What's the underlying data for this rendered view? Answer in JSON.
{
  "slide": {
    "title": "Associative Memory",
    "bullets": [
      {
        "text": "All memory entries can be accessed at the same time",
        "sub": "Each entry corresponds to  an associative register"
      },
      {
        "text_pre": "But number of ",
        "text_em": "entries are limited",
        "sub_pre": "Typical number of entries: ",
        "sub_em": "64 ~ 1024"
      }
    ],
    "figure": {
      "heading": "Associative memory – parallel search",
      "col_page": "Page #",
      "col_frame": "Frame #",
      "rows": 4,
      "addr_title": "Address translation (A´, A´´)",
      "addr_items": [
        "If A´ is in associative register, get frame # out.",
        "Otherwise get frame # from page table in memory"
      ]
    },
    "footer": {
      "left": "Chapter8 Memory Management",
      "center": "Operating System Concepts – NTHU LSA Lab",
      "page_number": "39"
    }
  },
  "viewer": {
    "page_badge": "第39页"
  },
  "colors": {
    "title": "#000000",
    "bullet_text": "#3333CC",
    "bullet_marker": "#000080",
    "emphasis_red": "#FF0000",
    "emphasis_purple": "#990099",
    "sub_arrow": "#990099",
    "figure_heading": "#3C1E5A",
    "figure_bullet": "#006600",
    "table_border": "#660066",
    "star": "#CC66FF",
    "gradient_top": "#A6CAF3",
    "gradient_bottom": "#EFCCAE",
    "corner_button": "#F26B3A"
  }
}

----

* The task: Write out every line of the material again, exactly as it reads.

* Finished answer:
What's the underlying data for this rendered view? Answer in JSON.
{
  "slide": {
    "title": "Associative Memory",
    "bullets": [
      {
        "text": "All memory entries can be accessed at the same time",
        "sub": "Each entry corresponds to  an associative register"
      },
      {
        "text_pre": "But number of ",
        "text_em": "entries are limited",
        "sub_pre": "Typical number of entries: ",
        "sub_em": "64 ~ 1024"
      }
    ],
    "figure": {
      "heading": "Associative memory – parallel search",
      "col_page": "Page #",
      "col_frame": "Frame #",
      "rows": 4,
      "addr_title": "Address translation (A´, A´´)",
      "addr_items": [
        "If A´ is in associative register, get frame # out.",
        "Otherwise get frame # from page table in memory"
      ]
    },
    "footer": {
      "left": "Chapter8 Memory Management",
      "center": "Operating System Concepts – NTHU LSA Lab",
      "page_number": "39"
    }
  },
  "viewer": {
    "page_badge": "第39页"
  },
  "colors": {
    "title": "#000000",
    "bullet_text": "#3333CC",
    "bullet_marker": "#000080",
    "emphasis_red": "#FF0000",
    "emphasis_purple": "#990099",
    "sub_arrow": "#990099",
    "figure_heading": "#3C1E5A",
    "figure_bullet": "#006600",
    "table_border": "#660066",
    "star": "#CC66FF",
    "gradient_top": "#A6CAF3",
    "gradient_bottom": "#EFCCAE",
    "corner_button": "#F26B3A"
  }
}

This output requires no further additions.